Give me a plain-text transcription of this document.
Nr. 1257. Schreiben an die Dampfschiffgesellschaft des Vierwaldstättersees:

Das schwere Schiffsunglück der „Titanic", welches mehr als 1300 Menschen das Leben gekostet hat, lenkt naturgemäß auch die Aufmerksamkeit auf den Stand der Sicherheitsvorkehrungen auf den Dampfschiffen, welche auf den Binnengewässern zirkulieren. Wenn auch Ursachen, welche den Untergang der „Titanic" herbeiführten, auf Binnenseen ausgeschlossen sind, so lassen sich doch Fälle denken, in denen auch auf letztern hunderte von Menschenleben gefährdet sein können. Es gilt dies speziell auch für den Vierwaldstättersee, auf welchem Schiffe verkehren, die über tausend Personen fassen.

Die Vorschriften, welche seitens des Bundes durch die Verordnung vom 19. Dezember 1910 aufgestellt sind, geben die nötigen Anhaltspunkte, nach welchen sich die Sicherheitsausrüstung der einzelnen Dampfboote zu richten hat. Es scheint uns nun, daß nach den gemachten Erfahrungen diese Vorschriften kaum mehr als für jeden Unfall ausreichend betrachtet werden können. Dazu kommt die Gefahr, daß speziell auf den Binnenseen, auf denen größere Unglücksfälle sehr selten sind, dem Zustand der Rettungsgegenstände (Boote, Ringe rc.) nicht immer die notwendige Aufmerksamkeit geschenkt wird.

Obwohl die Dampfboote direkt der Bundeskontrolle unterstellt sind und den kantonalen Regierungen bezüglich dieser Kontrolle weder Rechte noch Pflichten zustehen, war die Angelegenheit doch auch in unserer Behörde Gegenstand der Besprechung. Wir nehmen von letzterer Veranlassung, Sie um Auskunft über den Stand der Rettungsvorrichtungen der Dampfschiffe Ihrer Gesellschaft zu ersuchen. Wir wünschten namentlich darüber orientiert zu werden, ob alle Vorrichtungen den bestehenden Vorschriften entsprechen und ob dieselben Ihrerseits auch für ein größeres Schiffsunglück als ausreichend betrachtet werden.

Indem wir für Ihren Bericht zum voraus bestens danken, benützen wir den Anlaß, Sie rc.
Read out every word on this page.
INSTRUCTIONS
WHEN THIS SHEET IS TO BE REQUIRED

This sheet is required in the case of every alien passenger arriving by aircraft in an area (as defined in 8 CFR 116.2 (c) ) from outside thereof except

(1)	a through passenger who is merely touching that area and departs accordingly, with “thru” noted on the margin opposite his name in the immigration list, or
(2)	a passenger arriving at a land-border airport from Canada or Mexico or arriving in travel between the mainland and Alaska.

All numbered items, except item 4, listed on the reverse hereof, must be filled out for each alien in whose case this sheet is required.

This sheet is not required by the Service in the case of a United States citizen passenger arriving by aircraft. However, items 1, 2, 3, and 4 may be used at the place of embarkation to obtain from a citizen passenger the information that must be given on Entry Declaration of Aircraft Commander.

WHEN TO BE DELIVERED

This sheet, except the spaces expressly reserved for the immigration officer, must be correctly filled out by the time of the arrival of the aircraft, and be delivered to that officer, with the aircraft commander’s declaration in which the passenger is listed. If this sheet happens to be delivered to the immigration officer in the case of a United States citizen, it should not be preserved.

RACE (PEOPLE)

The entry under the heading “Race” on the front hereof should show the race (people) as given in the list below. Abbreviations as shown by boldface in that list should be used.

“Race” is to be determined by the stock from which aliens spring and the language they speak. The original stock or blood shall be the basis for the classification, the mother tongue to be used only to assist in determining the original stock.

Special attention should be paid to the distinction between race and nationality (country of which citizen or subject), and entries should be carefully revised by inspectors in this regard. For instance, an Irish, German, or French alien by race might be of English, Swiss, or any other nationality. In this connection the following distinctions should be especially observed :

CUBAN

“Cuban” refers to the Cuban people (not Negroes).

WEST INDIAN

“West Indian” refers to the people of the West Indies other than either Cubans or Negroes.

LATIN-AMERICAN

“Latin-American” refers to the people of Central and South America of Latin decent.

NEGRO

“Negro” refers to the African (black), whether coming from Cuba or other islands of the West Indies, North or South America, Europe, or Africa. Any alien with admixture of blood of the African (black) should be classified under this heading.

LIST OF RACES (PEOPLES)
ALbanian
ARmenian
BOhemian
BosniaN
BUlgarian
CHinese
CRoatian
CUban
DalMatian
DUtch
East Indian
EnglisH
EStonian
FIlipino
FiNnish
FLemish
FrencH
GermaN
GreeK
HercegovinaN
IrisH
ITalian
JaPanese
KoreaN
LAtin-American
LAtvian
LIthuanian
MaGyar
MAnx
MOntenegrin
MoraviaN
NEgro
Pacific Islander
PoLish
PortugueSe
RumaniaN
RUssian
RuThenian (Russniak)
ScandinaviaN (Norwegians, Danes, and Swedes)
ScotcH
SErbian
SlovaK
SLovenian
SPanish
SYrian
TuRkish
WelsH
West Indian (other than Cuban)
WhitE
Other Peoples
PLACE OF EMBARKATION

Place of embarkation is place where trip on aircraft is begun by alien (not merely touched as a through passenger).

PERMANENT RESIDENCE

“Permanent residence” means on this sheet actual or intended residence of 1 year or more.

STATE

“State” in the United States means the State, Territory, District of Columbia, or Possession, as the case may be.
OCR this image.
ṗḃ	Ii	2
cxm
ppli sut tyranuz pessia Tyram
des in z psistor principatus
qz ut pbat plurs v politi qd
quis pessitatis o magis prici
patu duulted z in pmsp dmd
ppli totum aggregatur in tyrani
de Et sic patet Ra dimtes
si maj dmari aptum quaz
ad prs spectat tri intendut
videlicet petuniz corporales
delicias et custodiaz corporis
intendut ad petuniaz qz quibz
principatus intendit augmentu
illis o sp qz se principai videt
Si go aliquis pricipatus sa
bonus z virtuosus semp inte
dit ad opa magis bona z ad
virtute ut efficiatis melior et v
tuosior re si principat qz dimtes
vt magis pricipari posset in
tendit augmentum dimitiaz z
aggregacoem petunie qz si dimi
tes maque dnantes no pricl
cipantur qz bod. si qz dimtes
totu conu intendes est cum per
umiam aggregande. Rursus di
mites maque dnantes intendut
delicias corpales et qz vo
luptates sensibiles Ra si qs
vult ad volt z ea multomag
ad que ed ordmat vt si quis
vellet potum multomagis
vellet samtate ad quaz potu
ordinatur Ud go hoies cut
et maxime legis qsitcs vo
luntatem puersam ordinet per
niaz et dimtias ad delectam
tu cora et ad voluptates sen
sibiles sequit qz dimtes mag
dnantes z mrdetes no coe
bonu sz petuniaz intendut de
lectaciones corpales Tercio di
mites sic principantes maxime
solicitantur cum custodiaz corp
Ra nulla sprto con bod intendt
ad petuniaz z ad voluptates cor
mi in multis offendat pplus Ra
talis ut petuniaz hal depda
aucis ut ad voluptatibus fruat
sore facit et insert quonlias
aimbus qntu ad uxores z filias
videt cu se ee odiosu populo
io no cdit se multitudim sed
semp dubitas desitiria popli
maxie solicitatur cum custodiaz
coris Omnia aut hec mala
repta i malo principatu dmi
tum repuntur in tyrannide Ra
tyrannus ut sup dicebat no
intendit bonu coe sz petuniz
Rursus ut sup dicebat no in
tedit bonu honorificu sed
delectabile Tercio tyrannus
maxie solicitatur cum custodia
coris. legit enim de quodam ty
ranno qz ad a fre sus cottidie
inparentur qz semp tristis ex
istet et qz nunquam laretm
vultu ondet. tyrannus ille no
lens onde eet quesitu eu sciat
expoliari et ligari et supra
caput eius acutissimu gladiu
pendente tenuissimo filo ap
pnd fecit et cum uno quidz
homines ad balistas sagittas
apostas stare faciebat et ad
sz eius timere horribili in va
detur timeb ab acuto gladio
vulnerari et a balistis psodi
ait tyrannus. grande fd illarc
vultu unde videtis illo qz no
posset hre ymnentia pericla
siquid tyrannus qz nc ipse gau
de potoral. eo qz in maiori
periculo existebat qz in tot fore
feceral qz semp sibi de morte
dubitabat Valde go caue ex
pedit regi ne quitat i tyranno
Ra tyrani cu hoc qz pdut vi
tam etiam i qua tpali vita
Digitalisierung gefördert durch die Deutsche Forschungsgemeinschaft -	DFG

============

Exercise – Where a line in the material contains "voluptates", copy that line.

Full output –
tu cora et ad voluptates sen
ad petuniaz z ad voluptates cor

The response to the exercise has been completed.